◆ **To do**
Write the data out again exactly, dropping any images it holds.

───── Material for this task

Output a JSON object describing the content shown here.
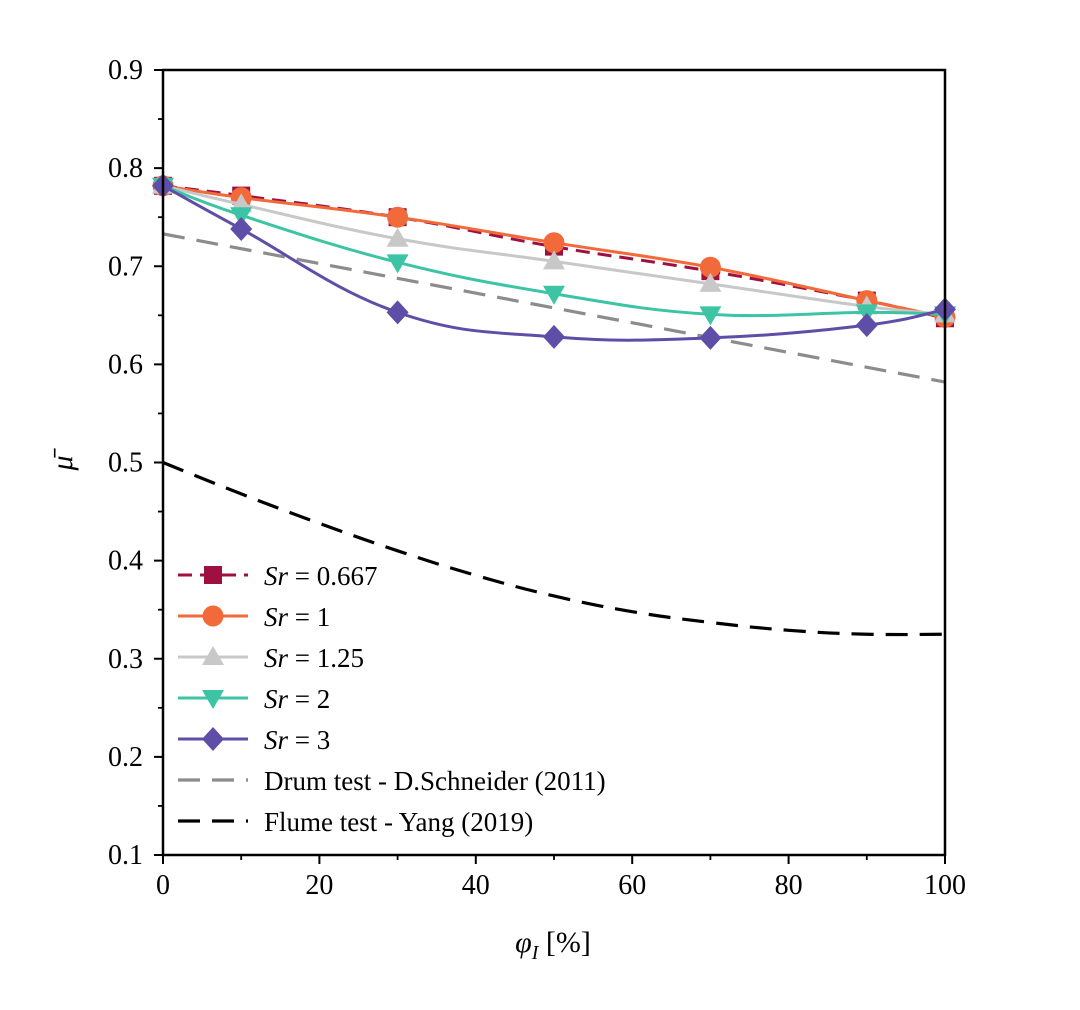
{
  "chart_data": {
    "type": "line",
    "title": "",
    "xlabel": "φI [%]",
    "xlabel_main": "φ",
    "xlabel_sub": "I",
    "xlabel_unit": " [%]",
    "ylabel": "μ̄",
    "xlim": [
      0,
      100
    ],
    "ylim": [
      0.1,
      0.9
    ],
    "xticks": [
      0,
      20,
      40,
      60,
      80,
      100
    ],
    "xtick_labels": [
      "0",
      "20",
      "40",
      "60",
      "80",
      "100"
    ],
    "yticks": [
      0.1,
      0.2,
      0.3,
      0.4,
      0.5,
      0.6,
      0.7,
      0.8,
      0.9
    ],
    "ytick_labels": [
      "0.1",
      "0.2",
      "0.3",
      "0.4",
      "0.5",
      "0.6",
      "0.7",
      "0.8",
      "0.9"
    ],
    "grid": false,
    "legend_position": "bottom-left",
    "series": [
      {
        "name": "Sr = 0.667",
        "prefix": "Sr",
        "suffix": " = 0.667",
        "color": "#9e1040",
        "marker": "square",
        "dash": "14,8",
        "x": [
          0,
          10,
          30,
          50,
          70,
          90,
          100
        ],
        "values": [
          0.782,
          0.772,
          0.75,
          0.72,
          0.695,
          0.665,
          0.647
        ]
      },
      {
        "name": "Sr = 1",
        "prefix": "Sr",
        "suffix": " = 1",
        "color": "#f26a3a",
        "marker": "circle",
        "dash": "",
        "x": [
          0,
          10,
          30,
          50,
          70,
          90,
          100
        ],
        "values": [
          0.782,
          0.77,
          0.75,
          0.724,
          0.699,
          0.665,
          0.648
        ]
      },
      {
        "name": "Sr = 1.25",
        "prefix": "Sr",
        "suffix": " = 1.25",
        "color": "#c8c8c8",
        "marker": "triangle-up",
        "dash": "",
        "x": [
          0,
          10,
          30,
          50,
          70,
          90,
          100
        ],
        "values": [
          0.782,
          0.763,
          0.728,
          0.705,
          0.682,
          0.659,
          0.651
        ]
      },
      {
        "name": "Sr = 2",
        "prefix": "Sr",
        "suffix": " = 2",
        "color": "#3cc4a4",
        "marker": "triangle-down",
        "dash": "",
        "x": [
          0,
          10,
          30,
          50,
          70,
          90,
          100
        ],
        "values": [
          0.782,
          0.752,
          0.704,
          0.672,
          0.651,
          0.653,
          0.651
        ]
      },
      {
        "name": "Sr = 3",
        "prefix": "Sr",
        "suffix": " = 3",
        "color": "#5f4ea8",
        "marker": "diamond",
        "dash": "",
        "x": [
          0,
          10,
          30,
          50,
          70,
          90,
          100
        ],
        "values": [
          0.782,
          0.738,
          0.653,
          0.628,
          0.627,
          0.64,
          0.656
        ]
      }
    ],
    "reference_lines": [
      {
        "name": "Drum test - D.Schneider (2011)",
        "color": "#8c8c8c",
        "dash": "22,12",
        "x": [
          0,
          100
        ],
        "values": [
          0.733,
          0.582
        ]
      },
      {
        "name": "Flume test - Yang (2019)",
        "color": "#000000",
        "dash": "22,12",
        "x": [
          0,
          10,
          20,
          30,
          40,
          50,
          60,
          70,
          80,
          90,
          100
        ],
        "values": [
          0.5,
          0.468,
          0.438,
          0.41,
          0.385,
          0.364,
          0.348,
          0.337,
          0.329,
          0.325,
          0.325
        ]
      }
    ]
  }
}
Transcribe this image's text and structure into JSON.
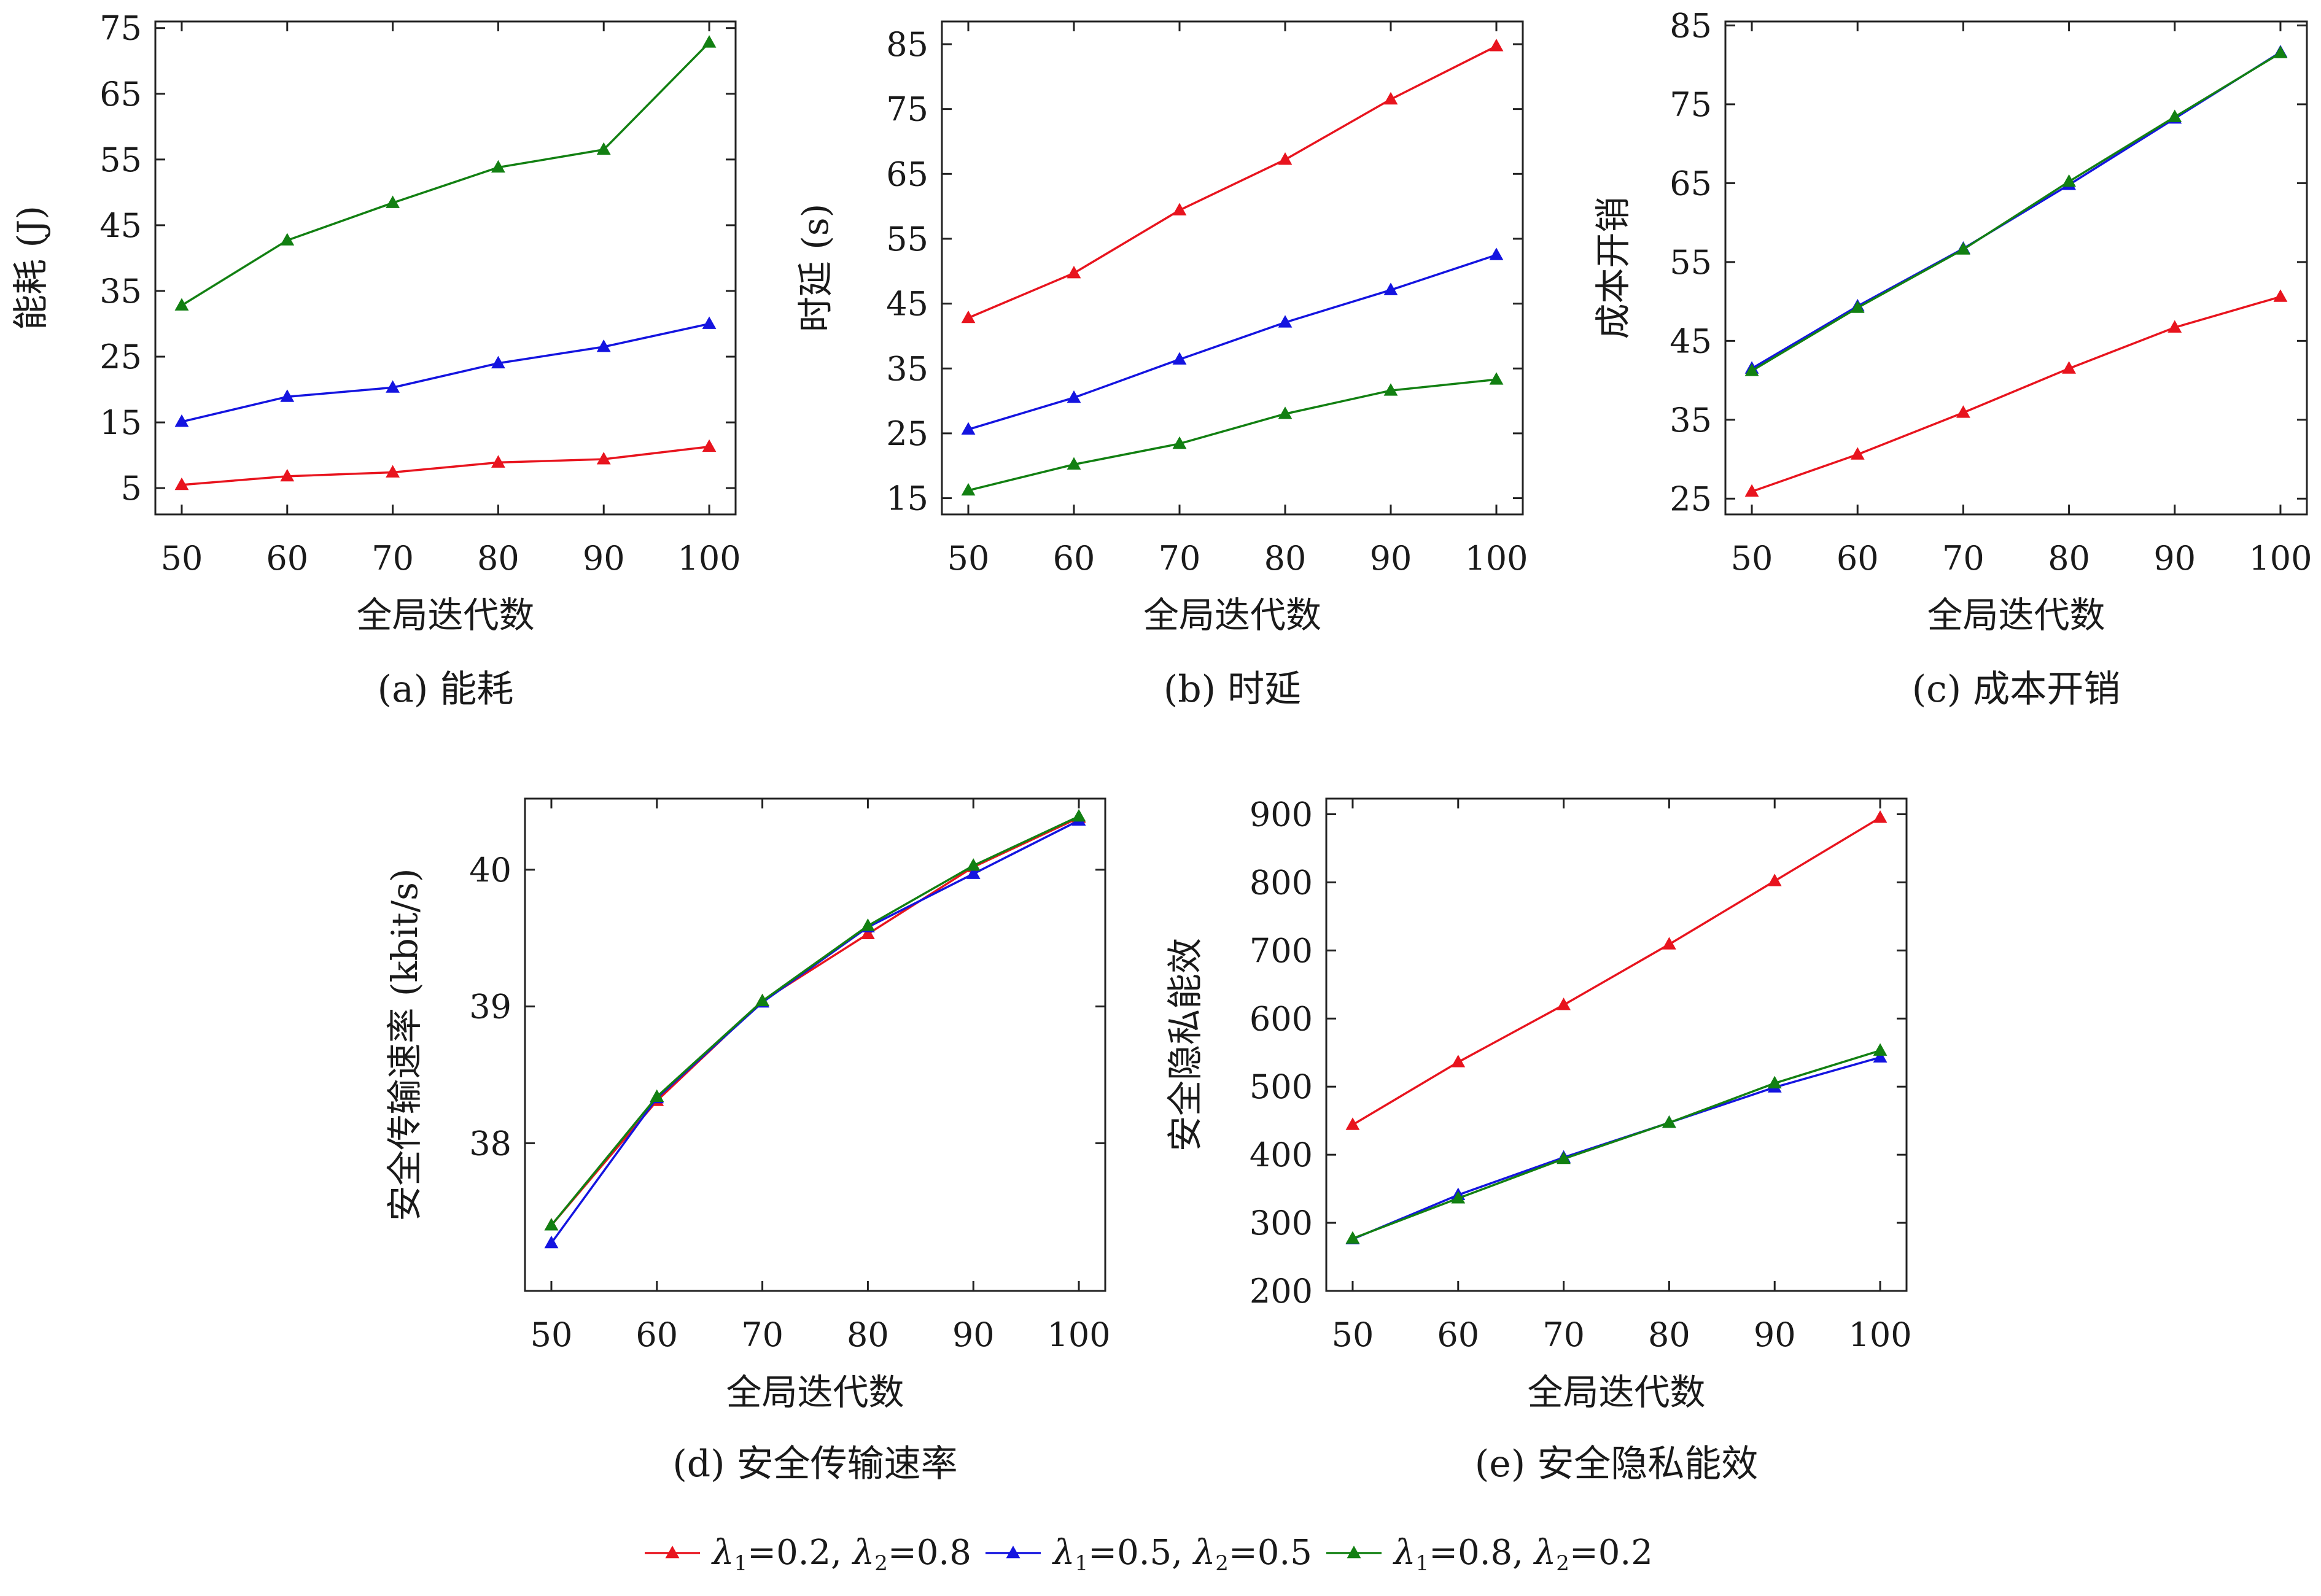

──────────

◆ **Answer for the task**
Output a JSON object describing the content shown here.
{
  "chart_data": {
    "type": "line",
    "title": "",
    "xlabel": "φI [%]",
    "xlabel_main": "φ",
    "xlabel_sub": "I",
    "xlabel_unit": " [%]",
    "ylabel": "μ̄",
    "xlim": [
      0,
      100
    ],
    "ylim": [
      0.1,
      0.9
    ],
    "xticks": [
      0,
      20,
      40,
      60,
      80,
      100
    ],
    "xtick_labels": [
      "0",
      "20",
      "40",
      "60",
      "80",
      "100"
    ],
    "yticks": [
      0.1,
      0.2,
      0.3,
      0.4,
      0.5,
      0.6,
      0.7,
      0.8,
      0.9
    ],
    "ytick_labels": [
      "0.1",
      "0.2",
      "0.3",
      "0.4",
      "0.5",
      "0.6",
      "0.7",
      "0.8",
      "0.9"
    ],
    "grid": false,
    "legend_position": "bottom-left",
    "series": [
      {
        "name": "Sr = 0.667",
        "prefix": "Sr",
        "suffix": " = 0.667",
        "color": "#9e1040",
        "marker": "square",
        "dash": "14,8",
        "x": [
          0,
          10,
          30,
          50,
          70,
          90,
          100
        ],
        "values": [
          0.782,
          0.772,
          0.75,
          0.72,
          0.695,
          0.665,
          0.647
        ]
      },
      {
        "name": "Sr = 1",
        "prefix": "Sr",
        "suffix": " = 1",
        "color": "#f26a3a",
        "marker": "circle",
        "dash": "",
        "x": [
          0,
          10,
          30,
          50,
          70,
          90,
          100
        ],
        "values": [
          0.782,
          0.77,
          0.75,
          0.724,
          0.699,
          0.665,
          0.648
        ]
      },
      {
        "name": "Sr = 1.25",
        "prefix": "Sr",
        "suffix": " = 1.25",
        "color": "#c8c8c8",
        "marker": "triangle-up",
        "dash": "",
        "x": [
          0,
          10,
          30,
          50,
          70,
          90,
          100
        ],
        "values": [
          0.782,
          0.763,
          0.728,
          0.705,
          0.682,
          0.659,
          0.651
        ]
      },
      {
        "name": "Sr = 2",
        "prefix": "Sr",
        "suffix": " = 2",
        "color": "#3cc4a4",
        "marker": "triangle-down",
        "dash": "",
        "x": [
          0,
          10,
          30,
          50,
          70,
          90,
          100
        ],
        "values": [
          0.782,
          0.752,
          0.704,
          0.672,
          0.651,
          0.653,
          0.651
        ]
      },
      {
        "name": "Sr = 3",
        "prefix": "Sr",
        "suffix": " = 3",
        "color": "#5f4ea8",
        "marker": "diamond",
        "dash": "",
        "x": [
          0,
          10,
          30,
          50,
          70,
          90,
          100
        ],
        "values": [
          0.782,
          0.738,
          0.653,
          0.628,
          0.627,
          0.64,
          0.656
        ]
      }
    ],
    "reference_lines": [
      {
        "name": "Drum test - D.Schneider (2011)",
        "color": "#8c8c8c",
        "dash": "22,12",
        "x": [
          0,
          100
        ],
        "values": [
          0.733,
          0.582
        ]
      },
      {
        "name": "Flume test - Yang (2019)",
        "color": "#000000",
        "dash": "22,12",
        "x": [
          0,
          10,
          20,
          30,
          40,
          50,
          60,
          70,
          80,
          90,
          100
        ],
        "values": [
          0.5,
          0.468,
          0.438,
          0.41,
          0.385,
          0.364,
          0.348,
          0.337,
          0.329,
          0.325,
          0.325
        ]
      }
    ]
  }
}
Transcribe this image's text and structure into JSON.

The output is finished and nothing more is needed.